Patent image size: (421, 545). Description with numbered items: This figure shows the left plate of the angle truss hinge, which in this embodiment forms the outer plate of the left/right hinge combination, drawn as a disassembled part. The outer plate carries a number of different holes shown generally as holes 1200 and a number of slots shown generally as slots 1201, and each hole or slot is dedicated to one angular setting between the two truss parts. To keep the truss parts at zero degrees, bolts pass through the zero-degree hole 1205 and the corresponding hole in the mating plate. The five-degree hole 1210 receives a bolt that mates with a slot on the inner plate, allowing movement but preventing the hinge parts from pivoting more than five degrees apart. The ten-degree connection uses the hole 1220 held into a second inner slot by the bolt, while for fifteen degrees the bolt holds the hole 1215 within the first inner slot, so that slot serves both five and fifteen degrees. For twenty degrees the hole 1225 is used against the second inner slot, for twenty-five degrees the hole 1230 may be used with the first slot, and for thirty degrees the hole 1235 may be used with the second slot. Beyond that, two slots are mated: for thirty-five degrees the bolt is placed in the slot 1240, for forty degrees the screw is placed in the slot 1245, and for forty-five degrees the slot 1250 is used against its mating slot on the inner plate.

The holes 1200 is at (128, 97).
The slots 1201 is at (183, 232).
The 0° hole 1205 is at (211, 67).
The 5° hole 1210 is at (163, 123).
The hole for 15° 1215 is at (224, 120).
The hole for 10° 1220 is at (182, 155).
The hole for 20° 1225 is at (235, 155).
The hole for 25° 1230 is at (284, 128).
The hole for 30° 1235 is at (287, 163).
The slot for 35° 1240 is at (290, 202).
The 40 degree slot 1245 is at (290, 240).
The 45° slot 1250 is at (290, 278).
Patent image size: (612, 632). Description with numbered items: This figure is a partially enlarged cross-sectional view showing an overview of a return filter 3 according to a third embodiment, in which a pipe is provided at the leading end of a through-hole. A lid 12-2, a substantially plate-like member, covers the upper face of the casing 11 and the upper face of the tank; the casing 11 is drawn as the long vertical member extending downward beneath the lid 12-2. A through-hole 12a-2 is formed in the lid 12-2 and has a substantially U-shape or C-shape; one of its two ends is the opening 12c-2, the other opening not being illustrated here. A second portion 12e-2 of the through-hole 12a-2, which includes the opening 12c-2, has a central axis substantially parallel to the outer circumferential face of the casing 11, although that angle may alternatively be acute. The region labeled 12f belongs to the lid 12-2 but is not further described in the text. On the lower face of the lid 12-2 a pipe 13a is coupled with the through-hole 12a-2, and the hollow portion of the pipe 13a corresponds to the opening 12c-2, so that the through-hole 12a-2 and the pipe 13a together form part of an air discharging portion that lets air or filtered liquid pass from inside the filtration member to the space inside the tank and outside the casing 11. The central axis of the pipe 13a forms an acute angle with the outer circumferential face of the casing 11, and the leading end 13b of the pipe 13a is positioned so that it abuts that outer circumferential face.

#### Task to complete
Render every item above as a Markdown table with two columns, Row and Text. Put each line in its own numbered row and leave out blank lines.

#### Solution for this problem
| Row | Text |
|---|---|
| 1 | Patent image size: (421, 545). Description with numbered items: This figure shows the left plate of the angle truss hinge, which in this embodiment forms the outer plate of the left/right hinge combination, drawn as a disassembled part. The outer plate carries a number of different holes shown generally as holes 1200 and a number of slots shown generally as slots 1201, and each hole or slot is dedicated to one angular setting between the two truss parts. To keep the truss parts at zero degrees, bolts pass through the zero-degree hole 1205 and the corresponding hole in the mating plate. The five-degree hole 1210 receives a bolt that mates with a slot on the inner plate, allowing movement but preventing the hinge parts from pivoting more than five degrees apart. The ten-degree connection uses the hole 1220 held into a second inner slot by the bolt, while for fifteen degrees the bolt holds the hole 1215 within the first inner slot, so that slot serves both five and fifteen degrees. For twenty degrees the hole 1225 is used against the second inner slot, for twenty-five degrees the hole 1230 may be used with the first slot, and for thirty degrees the hole 1235 may be used with the second slot. Beyond that, two slots are mated: for thirty-five degrees the bolt is placed in the slot 1240, for forty degrees the screw is placed in the slot 1245, and for forty-five degrees the slot 1250 is used against its mating slot on the inner plate. |
| 2 | The holes 1200 is at (128, 97). |
| 3 | The slots 1201 is at (183, 232). |
| 4 | The 0° hole 1205 is at (211, 67). |
| 5 | The 5° hole 1210 is at (163, 123). |
| 6 | The hole for 15° 1215 is at (224, 120). |
| 7 | The hole for 10° 1220 is at (182, 155). |
| 8 | The hole for 20° 1225 is at (235, 155). |
| 9 | The hole for 25° 1230 is at (284, 128). |
| 10 | The hole for 30° 1235 is at (287, 163). |
| 11 | The slot for 35° 1240 is at (290, 202). |
| 12 | The 40 degree slot 1245 is at (290, 240). |
| 13 | The 45° slot 1250 is at (290, 278). |
| 14 | Patent image size: (612, 632). Description with numbered items: This figure is a partially enlarged cross-sectional view showing an overview of a return filter 3 according to a third embodiment, in which a pipe is provided at the leading end of a through-hole. A lid 12-2, a substantially plate-like member, covers the upper face of the casing 11 and the upper face of the tank; the casing 11 is drawn as the long vertical member extending downward beneath the lid 12-2. A through-hole 12a-2 is formed in the lid 12-2 and has a substantially U-shape or C-shape; one of its two ends is the opening 12c-2, the other opening not being illustrated here. A second portion 12e-2 of the through-hole 12a-2, which includes the opening 12c-2, has a central axis substantially parallel to the outer circumferential face of the casing 11, although that angle may alternatively be acute. The region labeled 12f belongs to the lid 12-2 but is not further described in the text. On the lower face of the lid 12-2 a pipe 13a is coupled with the through-hole 12a-2, and the hollow portion of the pipe 13a corresponds to the opening 12c-2, so that the through-hole 12a-2 and the pipe 13a together form part of an air discharging portion that lets air or filtered liquid pass from inside the filtration member to the space inside the tank and outside the casing 11. The central axis of the pipe 13a forms an acute angle with the outer circumferential face of the casing 11, and the leading end 13b of the pipe 13a is positioned so that it abuts that outer circumferential face. |